Saved entries:

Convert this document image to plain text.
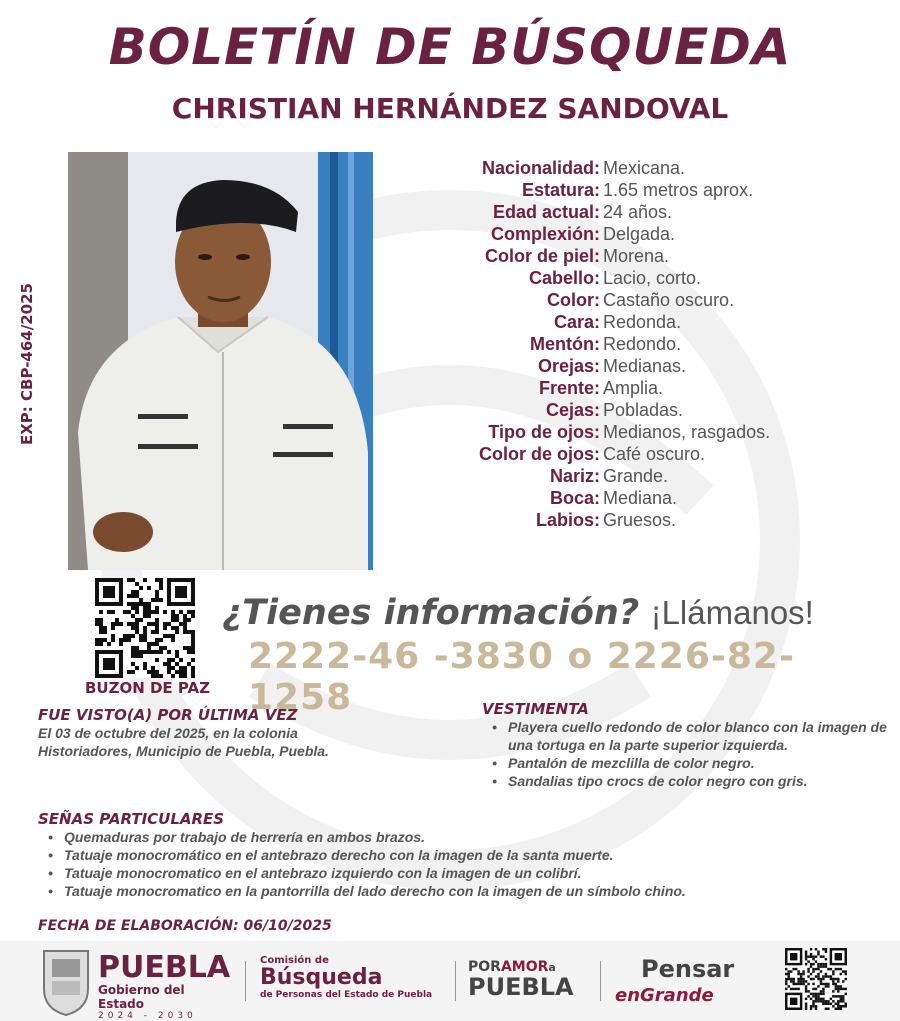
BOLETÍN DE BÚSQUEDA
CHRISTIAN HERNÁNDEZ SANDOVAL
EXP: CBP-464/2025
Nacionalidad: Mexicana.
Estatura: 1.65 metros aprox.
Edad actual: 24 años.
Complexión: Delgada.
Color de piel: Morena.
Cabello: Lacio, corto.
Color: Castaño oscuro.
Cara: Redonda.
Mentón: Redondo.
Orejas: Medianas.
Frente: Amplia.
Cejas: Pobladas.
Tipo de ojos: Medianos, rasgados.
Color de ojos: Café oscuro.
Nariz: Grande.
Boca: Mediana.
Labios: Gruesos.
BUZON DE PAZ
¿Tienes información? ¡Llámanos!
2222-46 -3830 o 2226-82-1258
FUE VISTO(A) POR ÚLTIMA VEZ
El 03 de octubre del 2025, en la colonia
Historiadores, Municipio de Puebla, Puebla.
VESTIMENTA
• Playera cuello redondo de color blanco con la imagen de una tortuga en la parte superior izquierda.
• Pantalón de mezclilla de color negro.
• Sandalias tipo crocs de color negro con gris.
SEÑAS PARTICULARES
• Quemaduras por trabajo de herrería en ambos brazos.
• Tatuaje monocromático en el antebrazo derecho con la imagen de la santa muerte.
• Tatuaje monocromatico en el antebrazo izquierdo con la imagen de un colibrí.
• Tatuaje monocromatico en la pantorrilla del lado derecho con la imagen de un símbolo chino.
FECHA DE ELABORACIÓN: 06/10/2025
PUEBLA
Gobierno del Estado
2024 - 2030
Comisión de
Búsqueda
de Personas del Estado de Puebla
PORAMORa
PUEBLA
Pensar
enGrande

EXERCISE PROMPT: Check each line above for the word "Estado" and say how many have it, with nothing else.

TASK RESPONSE: 2